Set down the material below word for word, excluding the pictures.

**RECORD EXCERPTS**
|---|

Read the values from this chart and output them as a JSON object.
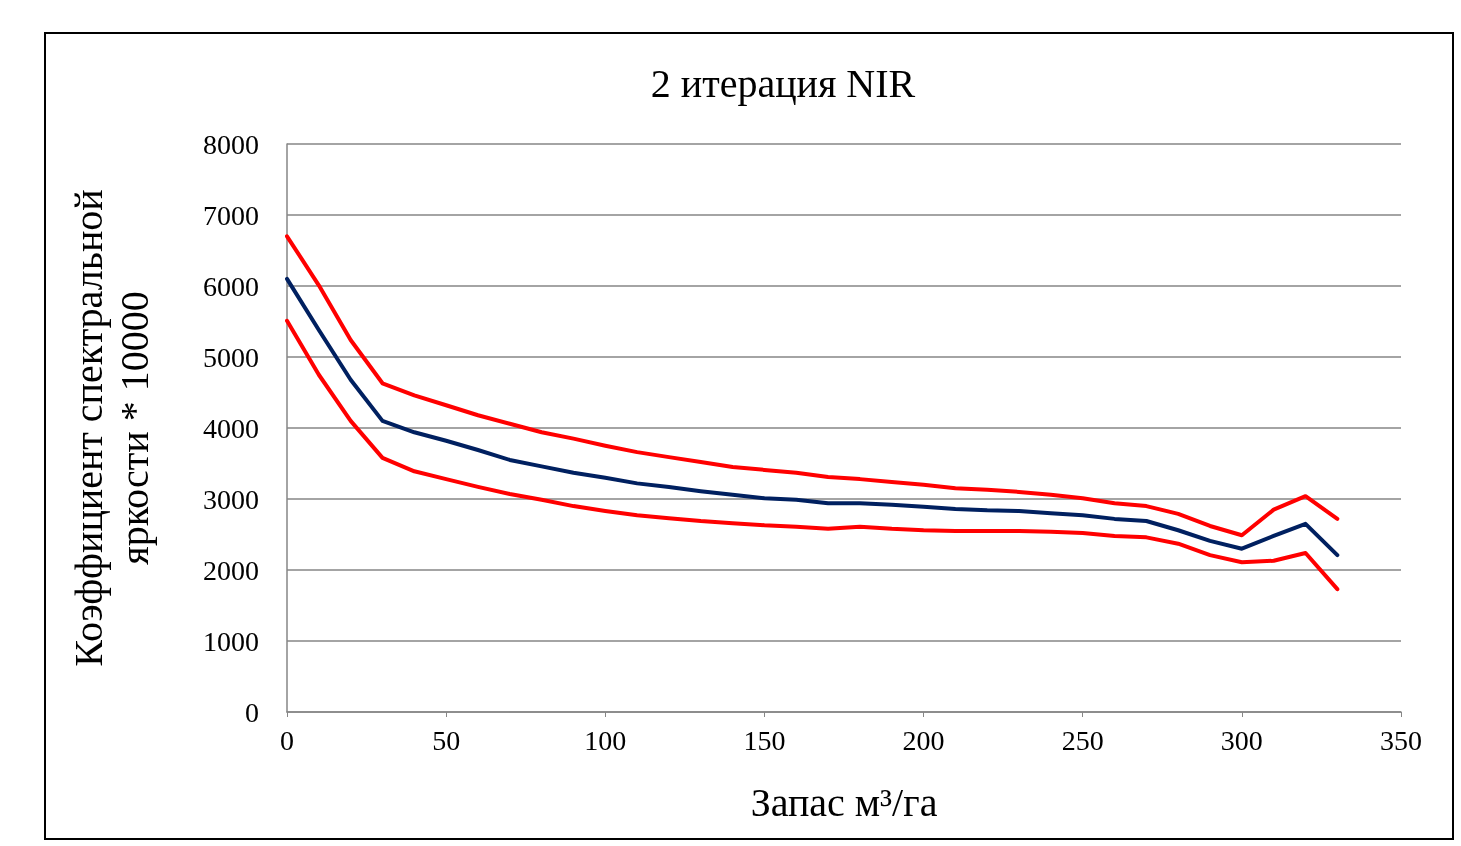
{
  "chart_data": {
    "type": "line",
    "title": "2 итерация NIR",
    "xlabel": "Запас м³/га",
    "ylabel": "Коэффициент спектральной\nяркости * 10000",
    "x": [
      0,
      10,
      20,
      30,
      40,
      50,
      60,
      70,
      80,
      90,
      100,
      110,
      120,
      130,
      140,
      150,
      160,
      170,
      180,
      190,
      200,
      210,
      220,
      230,
      240,
      250,
      260,
      270,
      280,
      290,
      300,
      310,
      320,
      330
    ],
    "series": [
      {
        "color": "#ff0000",
        "values": [
          6700,
          6010,
          5240,
          4630,
          4460,
          4320,
          4180,
          4060,
          3940,
          3850,
          3750,
          3660,
          3590,
          3520,
          3450,
          3410,
          3370,
          3310,
          3280,
          3240,
          3200,
          3150,
          3130,
          3100,
          3060,
          3010,
          2940,
          2900,
          2790,
          2620,
          2490,
          2850,
          3040,
          2720
        ]
      },
      {
        "color": "#002060",
        "values": [
          6100,
          5380,
          4680,
          4100,
          3940,
          3820,
          3690,
          3550,
          3460,
          3370,
          3300,
          3220,
          3170,
          3110,
          3060,
          3010,
          2990,
          2940,
          2940,
          2920,
          2890,
          2860,
          2840,
          2830,
          2800,
          2770,
          2720,
          2690,
          2560,
          2410,
          2300,
          2480,
          2650,
          2210
        ]
      },
      {
        "color": "#ff0000",
        "values": [
          5510,
          4750,
          4100,
          3580,
          3390,
          3280,
          3170,
          3070,
          2990,
          2900,
          2830,
          2770,
          2730,
          2690,
          2660,
          2630,
          2610,
          2580,
          2610,
          2580,
          2560,
          2550,
          2550,
          2550,
          2540,
          2520,
          2480,
          2460,
          2370,
          2210,
          2110,
          2130,
          2240,
          1730
        ]
      }
    ],
    "xlim": [
      0,
      350
    ],
    "xticks": [
      0,
      50,
      100,
      150,
      200,
      250,
      300,
      350
    ],
    "ylim": [
      0,
      8000
    ],
    "yticks": [
      0,
      1000,
      2000,
      3000,
      4000,
      5000,
      6000,
      7000,
      8000
    ],
    "grid": "y",
    "marker": "none",
    "line_style": "solid"
  }
}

|---|

**SOLUTION BELOW**
Read the values from this chart and output them as a JSON object.
{
  "chart_data": {
    "type": "line",
    "title": "2 итерация NIR",
    "xlabel": "Запас м³/га",
    "ylabel": "Коэффициент спектральной\nяркости * 10000",
    "x": [
      0,
      10,
      20,
      30,
      40,
      50,
      60,
      70,
      80,
      90,
      100,
      110,
      120,
      130,
      140,
      150,
      160,
      170,
      180,
      190,
      200,
      210,
      220,
      230,
      240,
      250,
      260,
      270,
      280,
      290,
      300,
      310,
      320,
      330
    ],
    "series": [
      {
        "color": "#ff0000",
        "values": [
          6700,
          6010,
          5240,
          4630,
          4460,
          4320,
          4180,
          4060,
          3940,
          3850,
          3750,
          3660,
          3590,
          3520,
          3450,
          3410,
          3370,
          3310,
          3280,
          3240,
          3200,
          3150,
          3130,
          3100,
          3060,
          3010,
          2940,
          2900,
          2790,
          2620,
          2490,
          2850,
          3040,
          2720
        ]
      },
      {
        "color": "#002060",
        "values": [
          6100,
          5380,
          4680,
          4100,
          3940,
          3820,
          3690,
          3550,
          3460,
          3370,
          3300,
          3220,
          3170,
          3110,
          3060,
          3010,
          2990,
          2940,
          2940,
          2920,
          2890,
          2860,
          2840,
          2830,
          2800,
          2770,
          2720,
          2690,
          2560,
          2410,
          2300,
          2480,
          2650,
          2210
        ]
      },
      {
        "color": "#ff0000",
        "values": [
          5510,
          4750,
          4100,
          3580,
          3390,
          3280,
          3170,
          3070,
          2990,
          2900,
          2830,
          2770,
          2730,
          2690,
          2660,
          2630,
          2610,
          2580,
          2610,
          2580,
          2560,
          2550,
          2550,
          2550,
          2540,
          2520,
          2480,
          2460,
          2370,
          2210,
          2110,
          2130,
          2240,
          1730
        ]
      }
    ],
    "xlim": [
      0,
      350
    ],
    "xticks": [
      0,
      50,
      100,
      150,
      200,
      250,
      300,
      350
    ],
    "ylim": [
      0,
      8000
    ],
    "yticks": [
      0,
      1000,
      2000,
      3000,
      4000,
      5000,
      6000,
      7000,
      8000
    ],
    "grid": "y",
    "marker": "none",
    "line_style": "solid"
  }
}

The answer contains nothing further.